◆ Items from a dataset ◆
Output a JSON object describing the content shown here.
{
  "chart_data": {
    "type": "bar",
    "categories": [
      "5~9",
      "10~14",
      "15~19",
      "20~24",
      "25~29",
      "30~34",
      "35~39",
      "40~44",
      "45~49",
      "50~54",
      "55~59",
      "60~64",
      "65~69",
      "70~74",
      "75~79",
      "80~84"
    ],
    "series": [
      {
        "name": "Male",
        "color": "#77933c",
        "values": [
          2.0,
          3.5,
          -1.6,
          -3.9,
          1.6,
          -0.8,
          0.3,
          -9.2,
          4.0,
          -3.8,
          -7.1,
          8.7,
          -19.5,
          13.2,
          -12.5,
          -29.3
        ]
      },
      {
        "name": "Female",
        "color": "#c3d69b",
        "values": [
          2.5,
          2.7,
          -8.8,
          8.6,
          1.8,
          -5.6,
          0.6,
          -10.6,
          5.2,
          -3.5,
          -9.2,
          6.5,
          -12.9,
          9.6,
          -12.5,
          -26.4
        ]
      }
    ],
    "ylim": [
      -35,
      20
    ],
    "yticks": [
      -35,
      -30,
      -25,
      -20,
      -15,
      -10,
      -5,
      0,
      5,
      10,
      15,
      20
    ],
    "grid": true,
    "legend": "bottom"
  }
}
--
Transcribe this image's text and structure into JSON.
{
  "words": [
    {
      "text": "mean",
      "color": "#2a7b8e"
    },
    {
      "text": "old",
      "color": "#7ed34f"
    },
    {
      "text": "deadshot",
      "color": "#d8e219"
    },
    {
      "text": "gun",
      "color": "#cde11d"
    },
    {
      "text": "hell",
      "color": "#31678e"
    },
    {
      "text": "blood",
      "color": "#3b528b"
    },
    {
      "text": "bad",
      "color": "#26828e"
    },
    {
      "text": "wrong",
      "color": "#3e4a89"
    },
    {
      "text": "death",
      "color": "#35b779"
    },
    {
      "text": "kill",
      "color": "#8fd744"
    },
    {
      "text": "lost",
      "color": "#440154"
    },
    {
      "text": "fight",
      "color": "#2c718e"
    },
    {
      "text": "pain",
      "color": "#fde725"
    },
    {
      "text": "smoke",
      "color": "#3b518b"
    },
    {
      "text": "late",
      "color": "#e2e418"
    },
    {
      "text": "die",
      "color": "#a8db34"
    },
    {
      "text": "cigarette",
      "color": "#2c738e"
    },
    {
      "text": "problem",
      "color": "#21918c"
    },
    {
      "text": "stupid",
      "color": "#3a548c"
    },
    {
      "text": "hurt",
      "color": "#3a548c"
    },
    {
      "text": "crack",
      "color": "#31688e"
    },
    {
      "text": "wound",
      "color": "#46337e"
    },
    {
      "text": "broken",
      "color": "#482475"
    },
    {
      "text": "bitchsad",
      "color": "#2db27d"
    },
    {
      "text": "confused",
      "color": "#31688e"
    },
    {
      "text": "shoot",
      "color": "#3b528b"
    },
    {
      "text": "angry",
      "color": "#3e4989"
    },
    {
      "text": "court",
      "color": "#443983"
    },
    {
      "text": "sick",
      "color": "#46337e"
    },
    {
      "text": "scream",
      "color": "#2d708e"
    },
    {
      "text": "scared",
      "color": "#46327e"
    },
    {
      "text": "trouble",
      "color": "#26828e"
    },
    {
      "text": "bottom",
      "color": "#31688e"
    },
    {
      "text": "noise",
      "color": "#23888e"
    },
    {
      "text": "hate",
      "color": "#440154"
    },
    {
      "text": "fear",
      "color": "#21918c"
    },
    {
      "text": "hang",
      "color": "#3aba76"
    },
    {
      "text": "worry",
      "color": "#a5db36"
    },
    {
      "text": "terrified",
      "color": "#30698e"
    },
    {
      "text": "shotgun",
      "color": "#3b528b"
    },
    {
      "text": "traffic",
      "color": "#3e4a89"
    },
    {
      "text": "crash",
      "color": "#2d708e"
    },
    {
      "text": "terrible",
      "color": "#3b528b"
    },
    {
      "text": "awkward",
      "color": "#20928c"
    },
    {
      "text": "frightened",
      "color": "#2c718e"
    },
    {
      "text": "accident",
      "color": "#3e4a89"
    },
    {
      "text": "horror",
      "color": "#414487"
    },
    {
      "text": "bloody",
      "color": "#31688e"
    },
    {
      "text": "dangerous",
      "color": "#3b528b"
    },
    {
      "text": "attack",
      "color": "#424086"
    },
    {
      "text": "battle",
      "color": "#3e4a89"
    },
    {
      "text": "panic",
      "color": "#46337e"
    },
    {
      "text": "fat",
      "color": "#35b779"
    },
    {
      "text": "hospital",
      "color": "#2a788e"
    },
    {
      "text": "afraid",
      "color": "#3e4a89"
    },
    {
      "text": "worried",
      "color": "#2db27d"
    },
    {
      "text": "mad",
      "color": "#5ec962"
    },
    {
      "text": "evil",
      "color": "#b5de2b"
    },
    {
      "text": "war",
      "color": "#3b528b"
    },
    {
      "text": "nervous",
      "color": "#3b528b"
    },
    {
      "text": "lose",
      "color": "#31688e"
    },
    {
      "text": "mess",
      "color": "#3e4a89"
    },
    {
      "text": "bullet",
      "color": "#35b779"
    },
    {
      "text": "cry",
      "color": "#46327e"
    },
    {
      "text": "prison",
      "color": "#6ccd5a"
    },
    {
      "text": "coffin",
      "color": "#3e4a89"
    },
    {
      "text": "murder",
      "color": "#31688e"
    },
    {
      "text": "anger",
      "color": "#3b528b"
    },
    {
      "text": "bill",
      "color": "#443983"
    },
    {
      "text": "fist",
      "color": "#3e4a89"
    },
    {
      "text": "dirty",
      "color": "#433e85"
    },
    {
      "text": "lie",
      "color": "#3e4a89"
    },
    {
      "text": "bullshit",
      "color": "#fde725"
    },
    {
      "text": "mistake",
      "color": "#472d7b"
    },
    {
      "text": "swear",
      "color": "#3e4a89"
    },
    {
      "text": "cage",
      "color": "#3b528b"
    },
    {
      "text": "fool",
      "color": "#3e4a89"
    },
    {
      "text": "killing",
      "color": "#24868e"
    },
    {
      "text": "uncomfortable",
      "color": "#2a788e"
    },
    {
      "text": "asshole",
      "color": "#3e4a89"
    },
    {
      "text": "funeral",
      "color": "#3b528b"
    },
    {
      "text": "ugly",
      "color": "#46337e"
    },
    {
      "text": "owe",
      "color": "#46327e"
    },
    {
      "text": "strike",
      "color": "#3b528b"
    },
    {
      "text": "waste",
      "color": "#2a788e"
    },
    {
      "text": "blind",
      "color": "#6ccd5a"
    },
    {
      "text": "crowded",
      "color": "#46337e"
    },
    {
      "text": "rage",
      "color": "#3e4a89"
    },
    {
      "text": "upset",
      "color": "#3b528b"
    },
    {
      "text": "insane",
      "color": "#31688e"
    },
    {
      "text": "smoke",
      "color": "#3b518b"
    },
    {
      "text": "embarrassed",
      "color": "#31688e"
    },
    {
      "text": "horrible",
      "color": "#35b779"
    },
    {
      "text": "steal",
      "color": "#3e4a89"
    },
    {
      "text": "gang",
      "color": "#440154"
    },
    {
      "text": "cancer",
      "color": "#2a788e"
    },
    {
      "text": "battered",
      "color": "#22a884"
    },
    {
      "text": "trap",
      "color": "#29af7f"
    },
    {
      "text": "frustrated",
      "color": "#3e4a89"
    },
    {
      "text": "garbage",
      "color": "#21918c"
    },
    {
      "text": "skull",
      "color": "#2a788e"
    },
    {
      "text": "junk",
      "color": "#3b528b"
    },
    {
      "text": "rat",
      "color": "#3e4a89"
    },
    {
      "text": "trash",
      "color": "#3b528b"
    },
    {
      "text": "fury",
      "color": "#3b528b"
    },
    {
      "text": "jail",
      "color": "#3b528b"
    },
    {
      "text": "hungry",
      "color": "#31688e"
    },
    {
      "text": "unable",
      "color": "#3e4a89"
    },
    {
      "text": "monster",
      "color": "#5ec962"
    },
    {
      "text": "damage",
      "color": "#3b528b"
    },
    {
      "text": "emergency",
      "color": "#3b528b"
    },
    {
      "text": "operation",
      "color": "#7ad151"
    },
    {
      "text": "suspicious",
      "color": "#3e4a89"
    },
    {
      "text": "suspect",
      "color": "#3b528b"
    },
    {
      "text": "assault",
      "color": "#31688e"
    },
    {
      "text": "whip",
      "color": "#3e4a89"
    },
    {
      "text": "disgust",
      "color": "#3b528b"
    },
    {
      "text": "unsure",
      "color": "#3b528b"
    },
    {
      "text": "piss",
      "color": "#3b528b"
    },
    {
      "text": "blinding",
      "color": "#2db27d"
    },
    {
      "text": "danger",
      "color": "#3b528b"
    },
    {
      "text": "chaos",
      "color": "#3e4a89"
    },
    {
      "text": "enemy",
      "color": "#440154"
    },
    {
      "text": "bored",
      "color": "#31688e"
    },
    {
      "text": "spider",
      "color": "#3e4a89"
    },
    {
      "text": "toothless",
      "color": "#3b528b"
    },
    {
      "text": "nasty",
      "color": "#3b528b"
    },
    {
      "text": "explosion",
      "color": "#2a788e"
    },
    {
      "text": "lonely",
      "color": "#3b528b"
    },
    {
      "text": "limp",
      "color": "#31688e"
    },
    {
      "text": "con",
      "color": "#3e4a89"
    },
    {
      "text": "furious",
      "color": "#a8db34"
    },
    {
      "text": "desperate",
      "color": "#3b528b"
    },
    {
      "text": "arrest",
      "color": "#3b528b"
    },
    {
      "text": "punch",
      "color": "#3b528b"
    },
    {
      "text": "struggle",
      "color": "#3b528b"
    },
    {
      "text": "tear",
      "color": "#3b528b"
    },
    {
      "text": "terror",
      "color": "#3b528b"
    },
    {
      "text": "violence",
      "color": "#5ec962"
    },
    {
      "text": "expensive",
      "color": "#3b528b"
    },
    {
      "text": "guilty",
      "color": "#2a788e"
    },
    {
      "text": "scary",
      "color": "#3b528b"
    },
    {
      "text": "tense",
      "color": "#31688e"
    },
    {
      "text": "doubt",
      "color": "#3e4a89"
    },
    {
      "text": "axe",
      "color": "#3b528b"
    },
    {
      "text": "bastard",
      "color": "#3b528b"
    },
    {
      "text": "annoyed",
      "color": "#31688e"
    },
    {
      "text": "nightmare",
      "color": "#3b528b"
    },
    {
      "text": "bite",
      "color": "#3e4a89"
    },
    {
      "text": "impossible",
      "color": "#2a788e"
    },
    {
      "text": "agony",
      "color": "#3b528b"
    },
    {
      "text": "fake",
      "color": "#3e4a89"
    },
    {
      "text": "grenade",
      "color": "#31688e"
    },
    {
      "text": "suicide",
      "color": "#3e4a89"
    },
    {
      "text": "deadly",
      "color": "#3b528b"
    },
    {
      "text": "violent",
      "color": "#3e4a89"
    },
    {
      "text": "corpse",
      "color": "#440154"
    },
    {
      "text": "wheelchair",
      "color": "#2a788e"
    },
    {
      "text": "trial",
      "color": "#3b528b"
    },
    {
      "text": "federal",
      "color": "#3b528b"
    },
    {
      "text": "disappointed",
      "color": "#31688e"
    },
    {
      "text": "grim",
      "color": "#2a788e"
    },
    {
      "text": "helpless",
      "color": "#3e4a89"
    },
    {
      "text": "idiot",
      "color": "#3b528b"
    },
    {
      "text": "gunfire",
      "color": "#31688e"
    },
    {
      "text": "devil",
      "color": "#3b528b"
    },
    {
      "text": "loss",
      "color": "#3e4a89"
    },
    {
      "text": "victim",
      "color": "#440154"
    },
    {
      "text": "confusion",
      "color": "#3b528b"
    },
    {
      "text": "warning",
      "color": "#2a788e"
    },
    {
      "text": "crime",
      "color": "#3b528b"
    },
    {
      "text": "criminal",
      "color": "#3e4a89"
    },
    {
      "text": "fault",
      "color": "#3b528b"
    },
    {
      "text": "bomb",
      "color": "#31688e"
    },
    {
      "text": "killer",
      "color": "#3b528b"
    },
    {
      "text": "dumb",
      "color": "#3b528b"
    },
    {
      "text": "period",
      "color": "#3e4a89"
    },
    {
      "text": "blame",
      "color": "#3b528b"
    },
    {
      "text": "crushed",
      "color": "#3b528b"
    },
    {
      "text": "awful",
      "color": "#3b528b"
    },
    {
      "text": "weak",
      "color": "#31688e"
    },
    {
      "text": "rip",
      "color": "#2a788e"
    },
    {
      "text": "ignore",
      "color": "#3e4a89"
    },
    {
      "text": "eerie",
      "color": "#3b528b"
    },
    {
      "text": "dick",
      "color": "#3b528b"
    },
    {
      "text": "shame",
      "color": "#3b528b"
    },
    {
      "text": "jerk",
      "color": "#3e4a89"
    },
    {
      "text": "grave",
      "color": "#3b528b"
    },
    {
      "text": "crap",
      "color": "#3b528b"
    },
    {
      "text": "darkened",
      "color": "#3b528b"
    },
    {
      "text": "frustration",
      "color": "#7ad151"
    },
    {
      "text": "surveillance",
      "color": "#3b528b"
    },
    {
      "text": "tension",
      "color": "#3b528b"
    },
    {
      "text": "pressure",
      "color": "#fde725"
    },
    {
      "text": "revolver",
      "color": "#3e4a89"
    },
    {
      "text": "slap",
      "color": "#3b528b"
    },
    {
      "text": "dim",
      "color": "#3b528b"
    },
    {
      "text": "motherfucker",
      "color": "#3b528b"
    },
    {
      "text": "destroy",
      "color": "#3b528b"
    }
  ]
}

◆ YOUR INSTRUCTIONS ◆
Find every line in the records above that holds the word "JSON", and copy each one.

◆ WRITTEN REPLY ◆
Output a JSON object describing the content shown here.
Transcribe this image's text and structure into JSON.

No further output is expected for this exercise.